## Task to complete
Reproduce the passage on spatial reference system identifiers word for word, from "CREATE TABLE SPATIAL_REF_SYS" up to and including "SRTEXT CHARACTER VARYING(2048)".

## Extract to read
::::::

A Spatial Reference System Identifier (SRID) is a unique value used to unambiguously identify projected, unprojected, and local spatial coordinate system definitions. These coordinate systems form the heart of all GIS applications.

Virtually all major spatial vendors have created their own SRID implementation or refer to those of an authority, such as the EPSG Geodetic Parameter Dataset.

SRIDs are the primary key for the Open Geospatial Consortium (OGC) spatial_ref_sys metadata table for the Simple Features for SQL Specification, Versions 1.1 and 1.2, which is defined as follows:

CREATE TABLE SPATIAL_REF_SYS
(
    SRID INTEGER NOT NULL PRIMARY KEY,
    AUTH_NAME CHARACTER VARYING(256),
    AUTH_SRID INTEGER,
    SRTEXT CHARACTER VARYING(2048)

::::::

## Stored data
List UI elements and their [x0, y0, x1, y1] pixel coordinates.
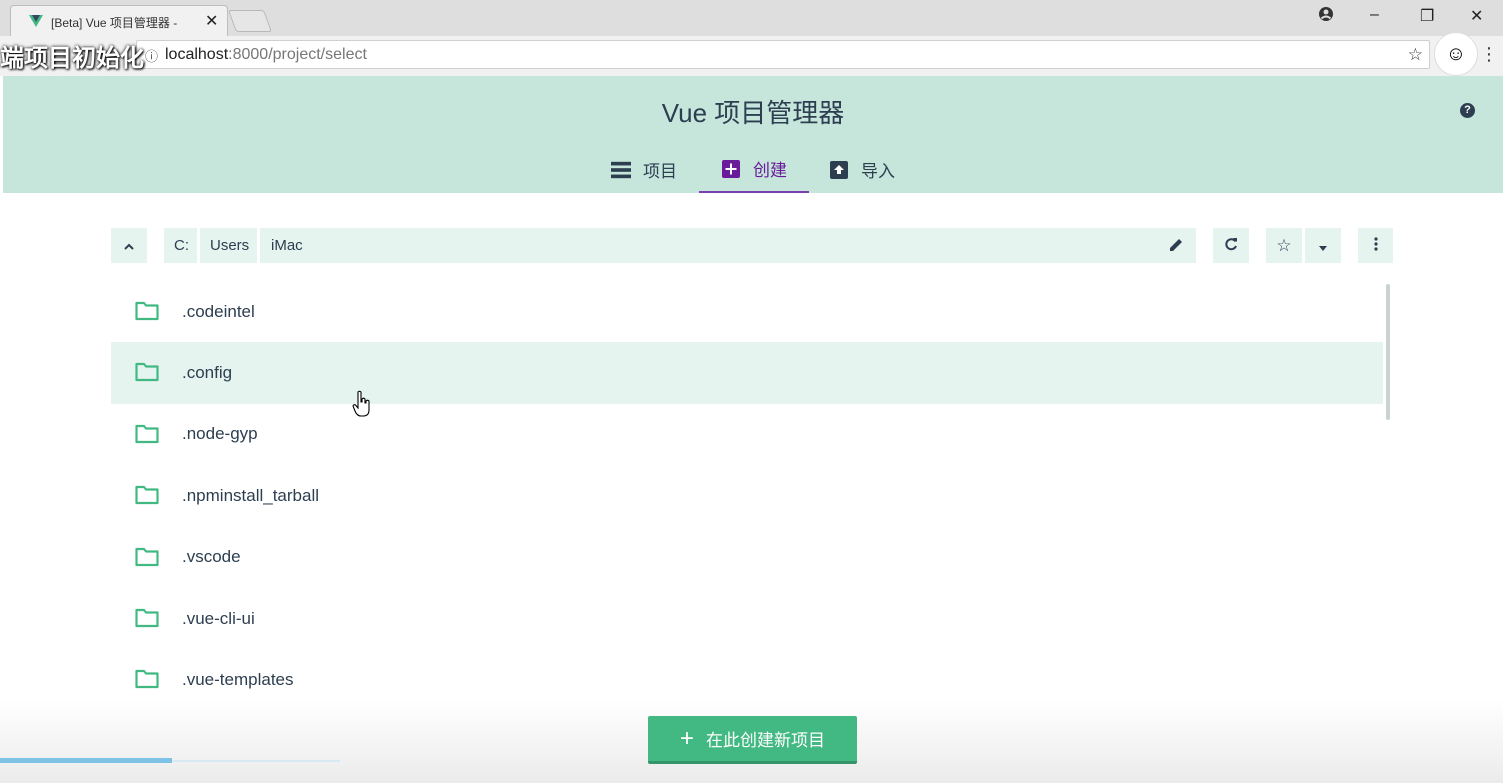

::::::

## Exercise solution
CREATE TABLE SPATIAL_REF_SYS
(
    SRID INTEGER NOT NULL PRIMARY KEY,
    AUTH_NAME CHARACTER VARYING(256),
    AUTH_SRID INTEGER,
    SRTEXT CHARACTER VARYING(2048)